* _Description of the task_: The data below should be restated word for word, with every picture omitted.

(Extracted records)
[BEGIN]

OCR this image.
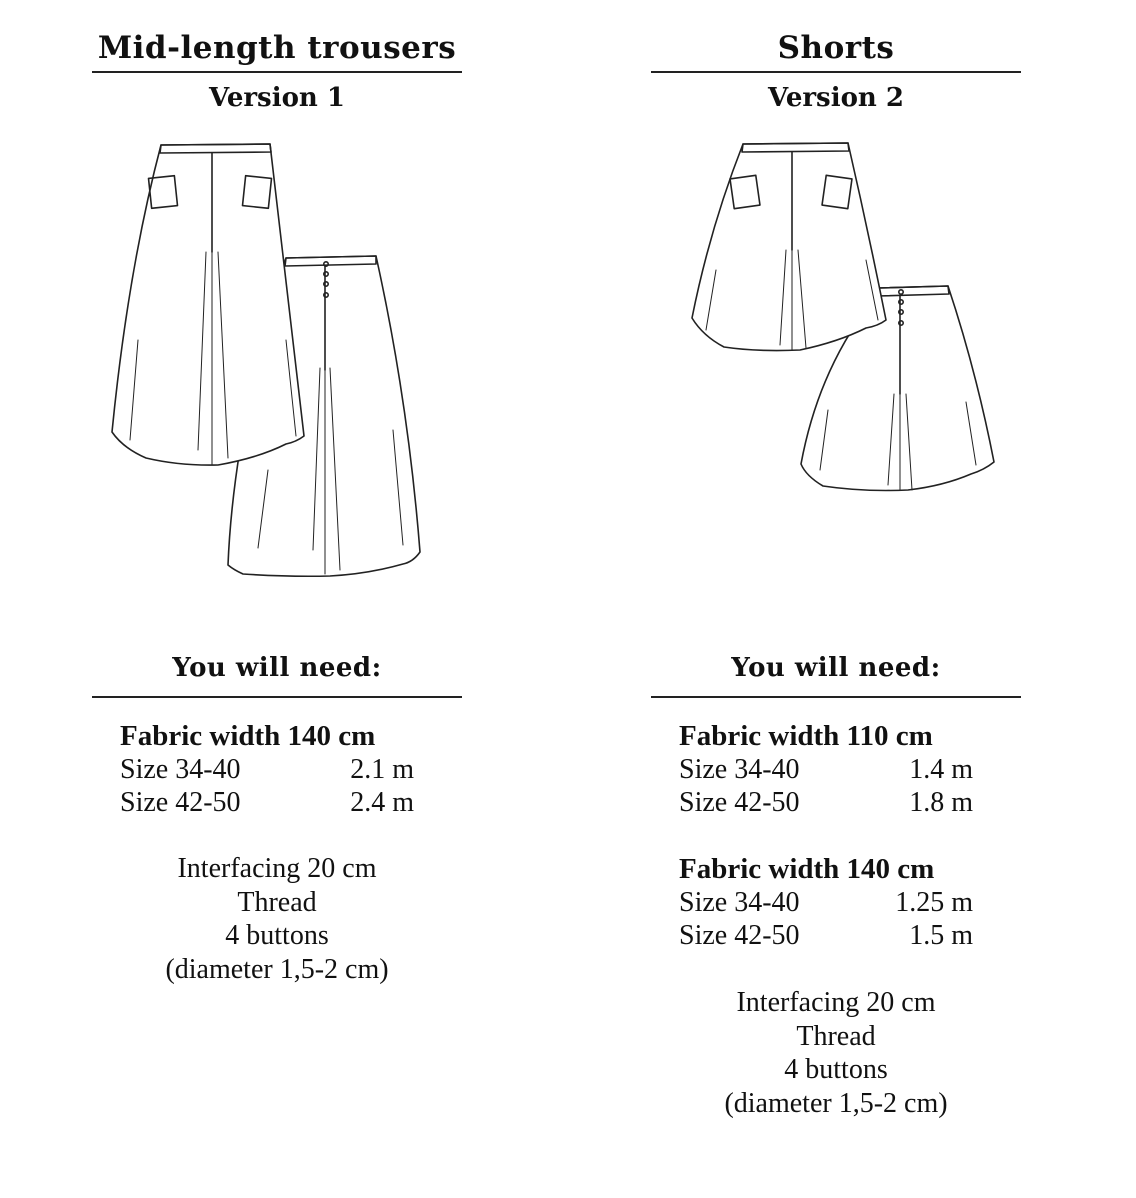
Mid-length trousers
Version 1
You will need:
Fabric width 140 cm
Size 34-40	2.1 m
Size 42-50	2.4 m
Interfacing 20 cm
Thread
4 buttons
(diameter 1,5-2 cm)
Shorts
Version 2
You will need:
Fabric width 110 cm
Size 34-40	1.4 m
Size 42-50	1.8 m
Fabric width 140 cm
Size 34-40	1.25 m
Size 42-50	1.5 m
Interfacing 20 cm
Thread
4 buttons
(diameter 1,5-2 cm)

[END]

* _Task answer_:
OCR this image.
Mid-length trousers
Version 1
You will need:
Fabric width 140 cm
Size 34-40	2.1 m
Size 42-50	2.4 m
Interfacing 20 cm
Thread
4 buttons
(diameter 1,5-2 cm)
Shorts
Version 2
You will need:
Fabric width 110 cm
Size 34-40	1.4 m
Size 42-50	1.8 m
Fabric width 140 cm
Size 34-40	1.25 m
Size 42-50	1.5 m
Interfacing 20 cm
Thread
4 buttons
(diameter 1,5-2 cm)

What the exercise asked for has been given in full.